_Exercise details_
Pull every line that holds the word "page" from the entries.

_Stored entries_
--------
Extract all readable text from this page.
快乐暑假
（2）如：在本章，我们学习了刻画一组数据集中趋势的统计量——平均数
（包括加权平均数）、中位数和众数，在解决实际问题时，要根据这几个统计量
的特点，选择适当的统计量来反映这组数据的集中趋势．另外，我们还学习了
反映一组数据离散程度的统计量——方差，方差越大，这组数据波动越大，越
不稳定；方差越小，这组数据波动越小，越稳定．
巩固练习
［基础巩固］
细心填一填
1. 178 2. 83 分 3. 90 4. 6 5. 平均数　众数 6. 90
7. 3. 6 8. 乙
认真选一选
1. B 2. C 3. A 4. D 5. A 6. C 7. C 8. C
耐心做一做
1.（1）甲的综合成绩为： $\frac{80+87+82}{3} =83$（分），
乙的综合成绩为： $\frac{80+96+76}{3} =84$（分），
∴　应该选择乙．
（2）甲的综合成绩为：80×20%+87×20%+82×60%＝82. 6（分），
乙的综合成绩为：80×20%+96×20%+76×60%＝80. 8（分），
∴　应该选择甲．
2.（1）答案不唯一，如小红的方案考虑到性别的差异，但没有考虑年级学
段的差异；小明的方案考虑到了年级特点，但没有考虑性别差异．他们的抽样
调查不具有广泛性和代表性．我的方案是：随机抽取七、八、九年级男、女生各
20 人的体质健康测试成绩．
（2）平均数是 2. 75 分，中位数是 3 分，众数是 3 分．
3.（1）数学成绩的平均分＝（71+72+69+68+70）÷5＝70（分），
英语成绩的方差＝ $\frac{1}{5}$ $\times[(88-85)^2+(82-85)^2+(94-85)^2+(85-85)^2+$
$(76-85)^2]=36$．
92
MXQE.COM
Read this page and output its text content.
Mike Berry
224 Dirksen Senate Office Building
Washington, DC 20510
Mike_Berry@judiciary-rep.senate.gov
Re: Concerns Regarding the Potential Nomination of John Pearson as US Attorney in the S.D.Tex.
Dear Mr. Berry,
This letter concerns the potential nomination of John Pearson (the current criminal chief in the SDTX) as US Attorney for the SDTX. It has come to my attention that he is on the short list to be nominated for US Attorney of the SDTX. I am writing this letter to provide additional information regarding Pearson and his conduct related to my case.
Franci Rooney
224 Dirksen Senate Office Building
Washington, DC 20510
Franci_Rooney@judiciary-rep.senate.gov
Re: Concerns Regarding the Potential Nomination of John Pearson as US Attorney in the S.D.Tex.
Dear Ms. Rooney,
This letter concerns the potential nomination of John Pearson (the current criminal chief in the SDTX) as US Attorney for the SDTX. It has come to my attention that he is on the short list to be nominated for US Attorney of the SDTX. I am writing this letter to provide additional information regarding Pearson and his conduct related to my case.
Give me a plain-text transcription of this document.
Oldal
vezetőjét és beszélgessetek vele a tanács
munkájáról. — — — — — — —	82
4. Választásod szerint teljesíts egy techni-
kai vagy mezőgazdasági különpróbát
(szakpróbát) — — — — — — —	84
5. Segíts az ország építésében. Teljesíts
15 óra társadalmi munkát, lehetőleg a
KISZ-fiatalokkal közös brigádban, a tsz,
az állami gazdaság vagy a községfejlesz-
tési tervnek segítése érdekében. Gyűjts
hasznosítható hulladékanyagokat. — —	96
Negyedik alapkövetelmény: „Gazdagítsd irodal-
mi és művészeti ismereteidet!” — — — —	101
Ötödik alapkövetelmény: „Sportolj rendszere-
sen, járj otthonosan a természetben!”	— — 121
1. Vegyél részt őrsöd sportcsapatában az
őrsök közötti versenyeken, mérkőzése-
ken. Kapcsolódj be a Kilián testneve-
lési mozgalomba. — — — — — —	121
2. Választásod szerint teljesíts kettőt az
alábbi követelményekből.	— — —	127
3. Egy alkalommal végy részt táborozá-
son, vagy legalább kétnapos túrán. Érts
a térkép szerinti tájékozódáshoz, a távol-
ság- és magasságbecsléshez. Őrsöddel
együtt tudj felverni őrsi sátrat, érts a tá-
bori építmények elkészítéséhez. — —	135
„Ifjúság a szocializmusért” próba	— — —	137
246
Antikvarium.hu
--------
_Output for this task_
Extract all readable text from this page.
Read this page and output its text content.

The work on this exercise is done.